### Given instruction
Write the data out again, character for character, with no images.

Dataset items
- - - - -

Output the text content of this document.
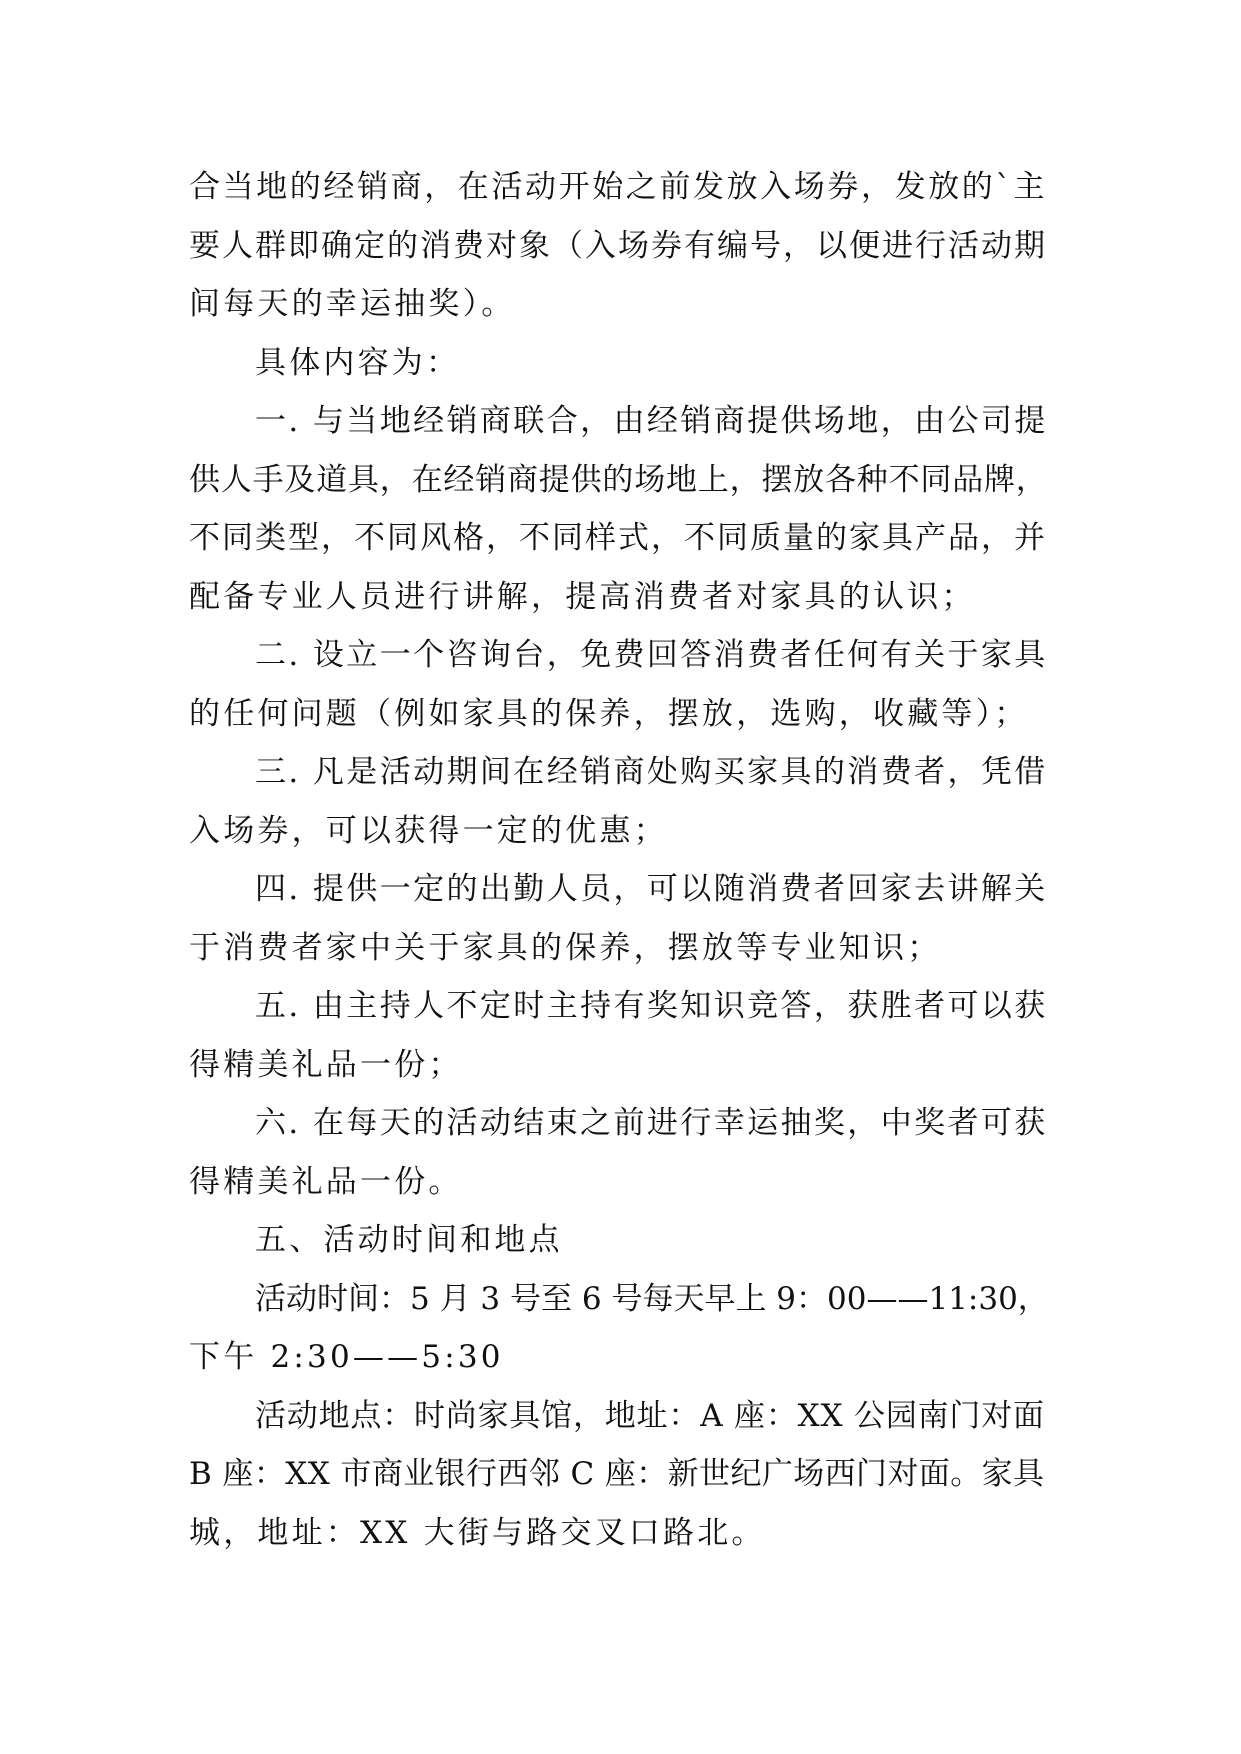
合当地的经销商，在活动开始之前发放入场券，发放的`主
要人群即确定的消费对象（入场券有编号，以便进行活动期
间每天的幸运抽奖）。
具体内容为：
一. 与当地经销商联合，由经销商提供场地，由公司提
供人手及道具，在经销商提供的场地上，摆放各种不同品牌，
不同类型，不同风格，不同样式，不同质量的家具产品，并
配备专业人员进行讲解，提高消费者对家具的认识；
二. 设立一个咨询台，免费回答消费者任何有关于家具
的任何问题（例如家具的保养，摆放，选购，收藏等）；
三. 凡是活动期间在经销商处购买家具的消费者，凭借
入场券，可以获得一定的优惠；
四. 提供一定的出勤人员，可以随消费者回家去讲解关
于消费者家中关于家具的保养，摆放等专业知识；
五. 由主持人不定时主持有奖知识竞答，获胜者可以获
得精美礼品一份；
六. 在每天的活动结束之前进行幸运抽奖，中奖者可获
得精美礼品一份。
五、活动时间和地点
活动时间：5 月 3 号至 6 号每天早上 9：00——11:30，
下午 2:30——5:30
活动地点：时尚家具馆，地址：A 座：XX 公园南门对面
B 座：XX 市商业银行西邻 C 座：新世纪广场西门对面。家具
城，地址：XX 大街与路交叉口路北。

- - - - -

### Answer
Output the text content of this document.
合当地的经销商，在活动开始之前发放入场券，发放的`主
要人群即确定的消费对象（入场券有编号，以便进行活动期
间每天的幸运抽奖）。
具体内容为：
一. 与当地经销商联合，由经销商提供场地，由公司提
供人手及道具，在经销商提供的场地上，摆放各种不同品牌，
不同类型，不同风格，不同样式，不同质量的家具产品，并
配备专业人员进行讲解，提高消费者对家具的认识；
二. 设立一个咨询台，免费回答消费者任何有关于家具
的任何问题（例如家具的保养，摆放，选购，收藏等）；
三. 凡是活动期间在经销商处购买家具的消费者，凭借
入场券，可以获得一定的优惠；
四. 提供一定的出勤人员，可以随消费者回家去讲解关
于消费者家中关于家具的保养，摆放等专业知识；
五. 由主持人不定时主持有奖知识竞答，获胜者可以获
得精美礼品一份；
六. 在每天的活动结束之前进行幸运抽奖，中奖者可获
得精美礼品一份。
五、活动时间和地点
活动时间：5 月 3 号至 6 号每天早上 9：00——11:30，
下午 2:30——5:30
活动地点：时尚家具馆，地址：A 座：XX 公园南门对面
B 座：XX 市商业银行西邻 C 座：新世纪广场西门对面。家具
城，地址：XX 大街与路交叉口路北。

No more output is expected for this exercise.